━━ DATA EXCERPTS ━━

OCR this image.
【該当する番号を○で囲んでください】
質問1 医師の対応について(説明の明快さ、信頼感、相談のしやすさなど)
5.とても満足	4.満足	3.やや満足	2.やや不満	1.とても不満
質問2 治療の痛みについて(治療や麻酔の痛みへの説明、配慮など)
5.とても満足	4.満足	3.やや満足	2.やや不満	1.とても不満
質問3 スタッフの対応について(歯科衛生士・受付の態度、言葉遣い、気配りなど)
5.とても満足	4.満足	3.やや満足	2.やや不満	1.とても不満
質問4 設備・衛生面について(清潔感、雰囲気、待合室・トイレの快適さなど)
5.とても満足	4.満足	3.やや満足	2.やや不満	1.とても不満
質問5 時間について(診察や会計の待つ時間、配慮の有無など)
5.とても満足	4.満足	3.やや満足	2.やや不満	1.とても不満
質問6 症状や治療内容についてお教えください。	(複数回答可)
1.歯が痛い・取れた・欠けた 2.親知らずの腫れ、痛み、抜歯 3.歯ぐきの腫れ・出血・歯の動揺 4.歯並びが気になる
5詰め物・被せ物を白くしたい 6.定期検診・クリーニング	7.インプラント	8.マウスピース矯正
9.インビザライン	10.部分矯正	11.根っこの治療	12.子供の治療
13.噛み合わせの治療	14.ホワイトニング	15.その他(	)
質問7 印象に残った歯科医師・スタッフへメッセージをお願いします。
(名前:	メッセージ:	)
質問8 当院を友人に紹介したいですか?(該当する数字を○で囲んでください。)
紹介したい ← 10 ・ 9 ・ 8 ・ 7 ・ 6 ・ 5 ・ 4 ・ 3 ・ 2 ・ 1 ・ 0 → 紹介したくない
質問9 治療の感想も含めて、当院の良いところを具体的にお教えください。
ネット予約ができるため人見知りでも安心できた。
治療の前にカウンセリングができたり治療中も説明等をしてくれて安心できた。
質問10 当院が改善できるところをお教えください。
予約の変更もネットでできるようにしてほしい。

━━━

WHAT YOU NEED TO DO | Return all of the data precisely as it appears.

TASK OUTPUT |
OCR this image.
【該当する番号を○で囲んでください】
質問1 医師の対応について(説明の明快さ、信頼感、相談のしやすさなど)
5.とても満足	4.満足	3.やや満足	2.やや不満	1.とても不満
質問2 治療の痛みについて(治療や麻酔の痛みへの説明、配慮など)
5.とても満足	4.満足	3.やや満足	2.やや不満	1.とても不満
質問3 スタッフの対応について(歯科衛生士・受付の態度、言葉遣い、気配りなど)
5.とても満足	4.満足	3.やや満足	2.やや不満	1.とても不満
質問4 設備・衛生面について(清潔感、雰囲気、待合室・トイレの快適さなど)
5.とても満足	4.満足	3.やや満足	2.やや不満	1.とても不満
質問5 時間について(診察や会計の待つ時間、配慮の有無など)
5.とても満足	4.満足	3.やや満足	2.やや不満	1.とても不満
質問6 症状や治療内容についてお教えください。	(複数回答可)
1.歯が痛い・取れた・欠けた 2.親知らずの腫れ、痛み、抜歯 3.歯ぐきの腫れ・出血・歯の動揺 4.歯並びが気になる
5詰め物・被せ物を白くしたい 6.定期検診・クリーニング	7.インプラント	8.マウスピース矯正
9.インビザライン	10.部分矯正	11.根っこの治療	12.子供の治療
13.噛み合わせの治療	14.ホワイトニング	15.その他(	)
質問7 印象に残った歯科医師・スタッフへメッセージをお願いします。
(名前:	メッセージ:	)
質問8 当院を友人に紹介したいですか?(該当する数字を○で囲んでください。)
紹介したい ← 10 ・ 9 ・ 8 ・ 7 ・ 6 ・ 5 ・ 4 ・ 3 ・ 2 ・ 1 ・ 0 → 紹介したくない
質問9 治療の感想も含めて、当院の良いところを具体的にお教えください。
ネット予約ができるため人見知りでも安心できた。
治療の前にカウンセリングができたり治療中も説明等をしてくれて安心できた。
質問10 当院が改善できるところをお教えください。
予約の変更もネットでできるようにしてほしい。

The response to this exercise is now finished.